Given passage:
# # # #

After a press briefing by Florida and a few other reports zinging through the Interwebs, we now know a little bit more about Will Grier's suspension for the remainder of the season (barring appeal). We also know less than we thought we knew in some cases, but here's where things appear to stand right now.
Grier says it was a mistake
There's a common refrain among those caught using performance-enhancing drugs that it was a mistake of some sort. For now, the quarterback is sticking to that narrative.
Will Grier at the podium now. Very emotional. Says he did not check with the medical staff before taking the supplement.— Gators Football (@GatorsFB) October 12, 2015
No one can definitively rule that out, of course, but going with this story is bound to open Grier up to skepticism, especially from those who aren't inclined to believe him in the first place. It's not unwarranted; anyone who had been on Twitter in the last five years, much less read a sports story of any kind, knows it's a bad idea for athletes to take any supplement that hasn't been approved by your team's medical staff. And it's likely that Florida's coaching staff made sure every player was aware of the dangers.

# # # #

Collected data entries

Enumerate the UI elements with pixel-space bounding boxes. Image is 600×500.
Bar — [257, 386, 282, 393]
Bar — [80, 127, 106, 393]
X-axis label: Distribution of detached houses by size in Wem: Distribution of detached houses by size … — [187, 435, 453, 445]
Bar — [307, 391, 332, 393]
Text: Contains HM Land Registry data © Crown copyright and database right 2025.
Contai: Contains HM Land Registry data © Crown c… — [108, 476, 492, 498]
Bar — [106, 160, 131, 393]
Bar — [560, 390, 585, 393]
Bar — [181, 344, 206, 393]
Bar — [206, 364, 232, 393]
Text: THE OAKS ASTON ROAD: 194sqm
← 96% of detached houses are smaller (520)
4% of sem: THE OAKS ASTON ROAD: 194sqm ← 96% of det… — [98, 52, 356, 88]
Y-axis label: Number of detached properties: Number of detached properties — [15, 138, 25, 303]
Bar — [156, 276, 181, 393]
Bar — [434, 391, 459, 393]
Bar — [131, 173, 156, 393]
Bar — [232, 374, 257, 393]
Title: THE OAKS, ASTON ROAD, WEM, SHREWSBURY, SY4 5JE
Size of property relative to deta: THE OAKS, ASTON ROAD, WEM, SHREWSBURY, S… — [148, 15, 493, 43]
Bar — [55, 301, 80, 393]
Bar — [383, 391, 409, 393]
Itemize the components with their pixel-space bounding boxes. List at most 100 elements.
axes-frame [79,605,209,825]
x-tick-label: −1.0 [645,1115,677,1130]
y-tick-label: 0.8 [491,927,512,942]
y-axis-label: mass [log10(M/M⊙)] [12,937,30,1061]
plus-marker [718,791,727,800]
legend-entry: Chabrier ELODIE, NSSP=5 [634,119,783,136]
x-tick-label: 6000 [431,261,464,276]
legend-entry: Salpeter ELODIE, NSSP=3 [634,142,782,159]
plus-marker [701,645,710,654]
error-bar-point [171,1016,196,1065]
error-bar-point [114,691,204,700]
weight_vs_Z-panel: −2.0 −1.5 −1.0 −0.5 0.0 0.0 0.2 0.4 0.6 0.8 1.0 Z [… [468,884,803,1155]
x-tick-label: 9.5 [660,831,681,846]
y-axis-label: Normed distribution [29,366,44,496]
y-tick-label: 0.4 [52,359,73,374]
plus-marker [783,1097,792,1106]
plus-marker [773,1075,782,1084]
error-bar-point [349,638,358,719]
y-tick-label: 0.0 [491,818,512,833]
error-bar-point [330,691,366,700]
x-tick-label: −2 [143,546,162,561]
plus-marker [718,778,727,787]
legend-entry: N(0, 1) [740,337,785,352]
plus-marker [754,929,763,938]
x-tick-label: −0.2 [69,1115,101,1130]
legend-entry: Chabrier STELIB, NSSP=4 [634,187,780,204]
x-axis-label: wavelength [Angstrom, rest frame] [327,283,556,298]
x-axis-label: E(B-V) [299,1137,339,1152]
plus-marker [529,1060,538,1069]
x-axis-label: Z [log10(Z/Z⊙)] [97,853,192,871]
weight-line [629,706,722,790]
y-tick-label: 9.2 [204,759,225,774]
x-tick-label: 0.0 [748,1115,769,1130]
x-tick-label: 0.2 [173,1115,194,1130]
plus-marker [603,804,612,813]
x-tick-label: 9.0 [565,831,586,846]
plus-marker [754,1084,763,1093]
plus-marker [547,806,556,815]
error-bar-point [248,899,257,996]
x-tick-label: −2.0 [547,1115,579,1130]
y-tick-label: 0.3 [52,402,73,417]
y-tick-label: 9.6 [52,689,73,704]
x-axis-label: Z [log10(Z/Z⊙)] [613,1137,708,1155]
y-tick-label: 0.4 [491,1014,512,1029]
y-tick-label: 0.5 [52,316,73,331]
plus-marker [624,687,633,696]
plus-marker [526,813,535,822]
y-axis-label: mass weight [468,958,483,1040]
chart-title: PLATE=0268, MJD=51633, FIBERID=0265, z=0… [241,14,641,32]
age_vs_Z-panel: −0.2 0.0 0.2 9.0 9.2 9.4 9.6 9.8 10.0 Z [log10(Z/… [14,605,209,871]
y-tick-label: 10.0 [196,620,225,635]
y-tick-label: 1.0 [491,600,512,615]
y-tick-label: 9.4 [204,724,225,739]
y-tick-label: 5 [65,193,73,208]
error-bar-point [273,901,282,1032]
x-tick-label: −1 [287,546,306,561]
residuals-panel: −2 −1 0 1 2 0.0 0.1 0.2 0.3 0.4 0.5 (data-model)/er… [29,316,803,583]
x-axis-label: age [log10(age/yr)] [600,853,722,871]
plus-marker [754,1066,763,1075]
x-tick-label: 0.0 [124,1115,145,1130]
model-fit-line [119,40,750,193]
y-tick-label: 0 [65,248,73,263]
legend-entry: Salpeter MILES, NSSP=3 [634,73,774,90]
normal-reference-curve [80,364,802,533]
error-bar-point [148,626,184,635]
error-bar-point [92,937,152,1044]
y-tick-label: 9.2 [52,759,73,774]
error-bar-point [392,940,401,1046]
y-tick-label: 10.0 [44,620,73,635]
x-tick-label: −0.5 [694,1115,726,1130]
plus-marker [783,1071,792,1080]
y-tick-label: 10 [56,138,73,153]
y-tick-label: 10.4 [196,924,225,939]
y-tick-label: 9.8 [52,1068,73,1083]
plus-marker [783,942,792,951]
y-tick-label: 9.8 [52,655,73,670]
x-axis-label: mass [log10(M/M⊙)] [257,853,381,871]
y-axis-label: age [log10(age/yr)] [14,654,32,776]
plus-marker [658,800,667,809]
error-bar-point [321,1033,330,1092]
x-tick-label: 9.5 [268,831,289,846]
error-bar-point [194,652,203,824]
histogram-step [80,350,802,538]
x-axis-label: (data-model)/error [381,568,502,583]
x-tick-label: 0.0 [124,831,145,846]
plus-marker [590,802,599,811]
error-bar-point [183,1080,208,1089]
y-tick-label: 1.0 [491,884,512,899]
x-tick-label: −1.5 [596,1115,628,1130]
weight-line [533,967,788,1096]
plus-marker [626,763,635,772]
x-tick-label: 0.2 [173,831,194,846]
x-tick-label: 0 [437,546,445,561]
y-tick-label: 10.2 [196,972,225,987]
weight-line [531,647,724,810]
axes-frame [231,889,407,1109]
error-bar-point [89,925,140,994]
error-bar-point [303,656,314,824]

# # # #

Exercises to complete:
**A.** Check each statement against the passage on Will Grier's suspension, answering yes or no and quoting the deciding words: (i) Grier said he checked with the medical staff before taking the supplement. (ii) The suspension covers the remainder of the season, barring appeal. (iii) The Gators Football post calls Grier very emotional at the podium.
**B.** In the passage on Will Grier's suspension, list every person, team or school, and social media platform named.

Task answers:
**A.**
(i) No: "Says he did not check with the medical staff before taking the supplement."
(ii) Yes: "Will Grier's suspension for the remainder of the season (barring appeal)"
(iii) Yes: "Will Grier at the podium now. Very emotional."

**B.** Will Grier; Florida; Gators Football; Twitter